» Your task:
Repeat all of the data precisely.

» Dataset content:
Begin

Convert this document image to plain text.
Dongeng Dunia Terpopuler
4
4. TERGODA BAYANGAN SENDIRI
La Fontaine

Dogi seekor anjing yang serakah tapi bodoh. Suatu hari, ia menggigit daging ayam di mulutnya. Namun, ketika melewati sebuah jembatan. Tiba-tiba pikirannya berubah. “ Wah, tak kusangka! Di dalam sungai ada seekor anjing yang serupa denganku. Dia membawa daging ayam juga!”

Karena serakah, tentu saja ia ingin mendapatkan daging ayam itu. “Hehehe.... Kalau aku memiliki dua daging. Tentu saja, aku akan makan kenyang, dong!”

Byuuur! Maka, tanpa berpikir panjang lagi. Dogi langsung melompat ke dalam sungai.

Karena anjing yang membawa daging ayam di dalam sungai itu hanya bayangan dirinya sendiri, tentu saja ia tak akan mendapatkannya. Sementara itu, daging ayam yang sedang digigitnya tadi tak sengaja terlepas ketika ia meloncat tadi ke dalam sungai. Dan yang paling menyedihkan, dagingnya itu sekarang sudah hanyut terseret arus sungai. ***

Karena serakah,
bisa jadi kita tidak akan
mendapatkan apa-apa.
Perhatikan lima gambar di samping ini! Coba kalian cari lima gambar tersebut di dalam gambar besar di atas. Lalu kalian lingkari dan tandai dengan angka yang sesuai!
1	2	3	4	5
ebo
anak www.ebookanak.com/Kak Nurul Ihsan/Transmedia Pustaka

End

» Result of the task:
Convert this document image to plain text.
Dongeng Dunia Terpopuler
4
4. TERGODA BAYANGAN SENDIRI
La Fontaine

Dogi seekor anjing yang serakah tapi bodoh. Suatu hari, ia menggigit daging ayam di mulutnya. Namun, ketika melewati sebuah jembatan. Tiba-tiba pikirannya berubah. “ Wah, tak kusangka! Di dalam sungai ada seekor anjing yang serupa denganku. Dia membawa daging ayam juga!”

Karena serakah, tentu saja ia ingin mendapatkan daging ayam itu. “Hehehe.... Kalau aku memiliki dua daging. Tentu saja, aku akan makan kenyang, dong!”

Byuuur! Maka, tanpa berpikir panjang lagi. Dogi langsung melompat ke dalam sungai.

Karena anjing yang membawa daging ayam di dalam sungai itu hanya bayangan dirinya sendiri, tentu saja ia tak akan mendapatkannya. Sementara itu, daging ayam yang sedang digigitnya tadi tak sengaja terlepas ketika ia meloncat tadi ke dalam sungai. Dan yang paling menyedihkan, dagingnya itu sekarang sudah hanyut terseret arus sungai. ***

Karena serakah,
bisa jadi kita tidak akan
mendapatkan apa-apa.
Perhatikan lima gambar di samping ini! Coba kalian cari lima gambar tersebut di dalam gambar besar di atas. Lalu kalian lingkari dan tandai dengan angka yang sesuai!
1	2	3	4	5
ebo
anak www.ebookanak.com/Kak Nurul Ihsan/Transmedia Pustaka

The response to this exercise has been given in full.